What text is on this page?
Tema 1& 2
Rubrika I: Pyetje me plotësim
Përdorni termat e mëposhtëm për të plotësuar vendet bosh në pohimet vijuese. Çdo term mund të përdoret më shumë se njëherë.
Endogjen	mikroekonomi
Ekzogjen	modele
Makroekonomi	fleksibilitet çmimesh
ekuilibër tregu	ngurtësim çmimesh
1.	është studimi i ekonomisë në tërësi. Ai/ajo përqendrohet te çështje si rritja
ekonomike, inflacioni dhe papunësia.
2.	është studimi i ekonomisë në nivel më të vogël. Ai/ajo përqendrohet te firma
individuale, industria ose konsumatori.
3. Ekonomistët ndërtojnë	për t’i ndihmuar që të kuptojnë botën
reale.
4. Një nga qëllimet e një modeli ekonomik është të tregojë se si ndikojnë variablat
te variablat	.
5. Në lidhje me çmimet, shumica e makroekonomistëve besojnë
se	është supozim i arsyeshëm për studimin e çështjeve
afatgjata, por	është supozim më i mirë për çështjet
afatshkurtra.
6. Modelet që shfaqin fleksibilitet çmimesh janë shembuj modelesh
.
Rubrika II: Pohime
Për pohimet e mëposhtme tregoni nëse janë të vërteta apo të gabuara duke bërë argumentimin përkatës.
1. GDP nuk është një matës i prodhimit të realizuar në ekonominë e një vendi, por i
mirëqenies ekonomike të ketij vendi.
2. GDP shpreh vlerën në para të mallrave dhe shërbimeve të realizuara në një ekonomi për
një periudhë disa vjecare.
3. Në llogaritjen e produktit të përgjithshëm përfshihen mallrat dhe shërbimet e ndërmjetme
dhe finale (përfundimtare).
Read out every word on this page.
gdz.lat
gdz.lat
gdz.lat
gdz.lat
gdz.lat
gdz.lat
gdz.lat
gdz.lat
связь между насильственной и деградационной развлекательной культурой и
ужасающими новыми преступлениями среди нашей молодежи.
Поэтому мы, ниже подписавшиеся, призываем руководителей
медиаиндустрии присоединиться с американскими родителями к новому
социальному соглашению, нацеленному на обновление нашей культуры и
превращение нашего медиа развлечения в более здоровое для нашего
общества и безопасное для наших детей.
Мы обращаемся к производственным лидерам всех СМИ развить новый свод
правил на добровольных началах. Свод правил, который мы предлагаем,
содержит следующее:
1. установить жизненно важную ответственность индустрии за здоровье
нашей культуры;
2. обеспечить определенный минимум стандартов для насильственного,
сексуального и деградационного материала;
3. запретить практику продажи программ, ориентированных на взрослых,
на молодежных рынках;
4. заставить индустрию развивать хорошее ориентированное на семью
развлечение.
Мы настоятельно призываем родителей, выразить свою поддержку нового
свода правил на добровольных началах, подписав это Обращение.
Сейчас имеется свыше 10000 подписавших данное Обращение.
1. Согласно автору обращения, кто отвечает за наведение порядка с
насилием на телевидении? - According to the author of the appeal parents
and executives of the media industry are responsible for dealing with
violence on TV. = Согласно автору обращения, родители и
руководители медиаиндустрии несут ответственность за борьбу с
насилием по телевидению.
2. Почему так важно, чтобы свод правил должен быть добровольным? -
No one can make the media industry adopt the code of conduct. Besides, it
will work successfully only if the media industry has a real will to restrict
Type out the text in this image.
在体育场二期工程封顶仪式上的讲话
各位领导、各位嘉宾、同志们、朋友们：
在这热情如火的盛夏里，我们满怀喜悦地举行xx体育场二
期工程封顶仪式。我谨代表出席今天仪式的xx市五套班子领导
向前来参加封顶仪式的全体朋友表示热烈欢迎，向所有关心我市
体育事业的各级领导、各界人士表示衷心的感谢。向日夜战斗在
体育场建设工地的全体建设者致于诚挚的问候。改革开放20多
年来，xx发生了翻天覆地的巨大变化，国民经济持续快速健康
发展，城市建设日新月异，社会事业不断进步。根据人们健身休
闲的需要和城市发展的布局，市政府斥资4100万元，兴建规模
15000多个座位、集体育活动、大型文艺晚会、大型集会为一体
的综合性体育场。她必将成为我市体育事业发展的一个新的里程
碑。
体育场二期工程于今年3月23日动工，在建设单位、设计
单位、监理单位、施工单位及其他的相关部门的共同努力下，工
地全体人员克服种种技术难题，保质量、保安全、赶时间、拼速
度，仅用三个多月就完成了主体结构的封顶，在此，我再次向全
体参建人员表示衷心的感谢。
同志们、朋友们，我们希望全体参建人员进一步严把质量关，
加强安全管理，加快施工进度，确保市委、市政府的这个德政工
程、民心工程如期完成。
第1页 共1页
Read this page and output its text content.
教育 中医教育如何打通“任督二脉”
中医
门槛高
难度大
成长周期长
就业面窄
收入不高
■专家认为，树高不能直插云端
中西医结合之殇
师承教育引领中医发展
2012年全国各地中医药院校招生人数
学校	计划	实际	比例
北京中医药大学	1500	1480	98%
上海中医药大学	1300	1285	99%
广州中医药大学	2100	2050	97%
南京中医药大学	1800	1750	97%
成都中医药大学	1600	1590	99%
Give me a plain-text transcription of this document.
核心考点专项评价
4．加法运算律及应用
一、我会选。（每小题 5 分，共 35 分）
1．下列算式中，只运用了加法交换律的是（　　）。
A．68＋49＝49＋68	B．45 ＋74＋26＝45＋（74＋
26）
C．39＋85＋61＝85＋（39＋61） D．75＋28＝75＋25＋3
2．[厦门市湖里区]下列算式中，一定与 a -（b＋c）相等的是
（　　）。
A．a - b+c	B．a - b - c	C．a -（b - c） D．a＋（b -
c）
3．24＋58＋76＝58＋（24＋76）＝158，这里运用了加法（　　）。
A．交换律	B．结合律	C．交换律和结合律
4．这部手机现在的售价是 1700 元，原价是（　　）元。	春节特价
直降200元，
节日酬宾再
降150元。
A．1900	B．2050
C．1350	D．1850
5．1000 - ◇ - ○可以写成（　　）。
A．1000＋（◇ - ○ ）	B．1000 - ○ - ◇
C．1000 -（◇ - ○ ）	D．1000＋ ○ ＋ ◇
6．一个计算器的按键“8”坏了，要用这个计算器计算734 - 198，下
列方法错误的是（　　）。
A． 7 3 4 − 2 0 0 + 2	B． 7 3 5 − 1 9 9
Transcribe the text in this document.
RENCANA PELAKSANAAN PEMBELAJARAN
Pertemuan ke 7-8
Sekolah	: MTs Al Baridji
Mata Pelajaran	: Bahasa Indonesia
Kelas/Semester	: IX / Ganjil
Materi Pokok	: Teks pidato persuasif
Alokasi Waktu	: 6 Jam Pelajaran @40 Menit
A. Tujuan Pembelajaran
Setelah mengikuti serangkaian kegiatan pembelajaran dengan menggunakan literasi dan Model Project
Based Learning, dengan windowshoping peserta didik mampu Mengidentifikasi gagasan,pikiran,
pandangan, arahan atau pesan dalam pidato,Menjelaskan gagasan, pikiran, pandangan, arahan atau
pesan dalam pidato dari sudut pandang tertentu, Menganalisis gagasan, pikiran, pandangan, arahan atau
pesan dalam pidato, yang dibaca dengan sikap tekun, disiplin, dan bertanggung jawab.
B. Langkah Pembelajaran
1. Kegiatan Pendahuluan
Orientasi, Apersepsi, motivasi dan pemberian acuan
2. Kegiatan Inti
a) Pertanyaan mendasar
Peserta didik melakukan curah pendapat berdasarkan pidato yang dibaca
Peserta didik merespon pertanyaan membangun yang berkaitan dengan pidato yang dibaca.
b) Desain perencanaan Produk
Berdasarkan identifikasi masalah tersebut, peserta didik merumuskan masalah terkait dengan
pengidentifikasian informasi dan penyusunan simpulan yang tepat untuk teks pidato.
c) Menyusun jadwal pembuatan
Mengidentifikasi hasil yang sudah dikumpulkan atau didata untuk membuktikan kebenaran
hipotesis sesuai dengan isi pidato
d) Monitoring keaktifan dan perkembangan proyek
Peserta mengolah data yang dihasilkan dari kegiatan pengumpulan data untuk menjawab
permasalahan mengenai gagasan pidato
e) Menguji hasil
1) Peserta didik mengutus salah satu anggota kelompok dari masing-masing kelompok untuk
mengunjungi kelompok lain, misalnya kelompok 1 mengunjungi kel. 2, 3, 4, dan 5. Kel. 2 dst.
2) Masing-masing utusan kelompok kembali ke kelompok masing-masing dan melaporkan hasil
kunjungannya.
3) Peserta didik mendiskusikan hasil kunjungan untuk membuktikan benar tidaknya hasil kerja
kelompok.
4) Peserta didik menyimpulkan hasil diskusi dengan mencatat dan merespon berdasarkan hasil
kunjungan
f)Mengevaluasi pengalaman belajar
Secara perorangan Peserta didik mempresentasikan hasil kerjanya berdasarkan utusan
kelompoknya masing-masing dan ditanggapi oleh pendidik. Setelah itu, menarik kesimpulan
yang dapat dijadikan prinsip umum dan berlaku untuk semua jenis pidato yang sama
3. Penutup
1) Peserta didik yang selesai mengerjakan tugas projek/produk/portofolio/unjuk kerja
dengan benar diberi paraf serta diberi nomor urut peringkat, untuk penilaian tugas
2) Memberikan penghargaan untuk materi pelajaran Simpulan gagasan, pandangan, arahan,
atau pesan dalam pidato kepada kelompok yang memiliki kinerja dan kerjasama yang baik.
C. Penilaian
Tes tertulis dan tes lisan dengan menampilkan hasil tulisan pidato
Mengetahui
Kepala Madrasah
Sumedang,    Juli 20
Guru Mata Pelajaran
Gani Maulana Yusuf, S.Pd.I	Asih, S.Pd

= = = =

→ **Prompt**:
Search the records for the word "media". Copy every line that has it.

→ **Correct answer**:
and executives of the media industry are responsible for dealing with
No one can make the media industry adopt the code of conduct. Besides, it
will work successfully only if the media industry has a real will to restrict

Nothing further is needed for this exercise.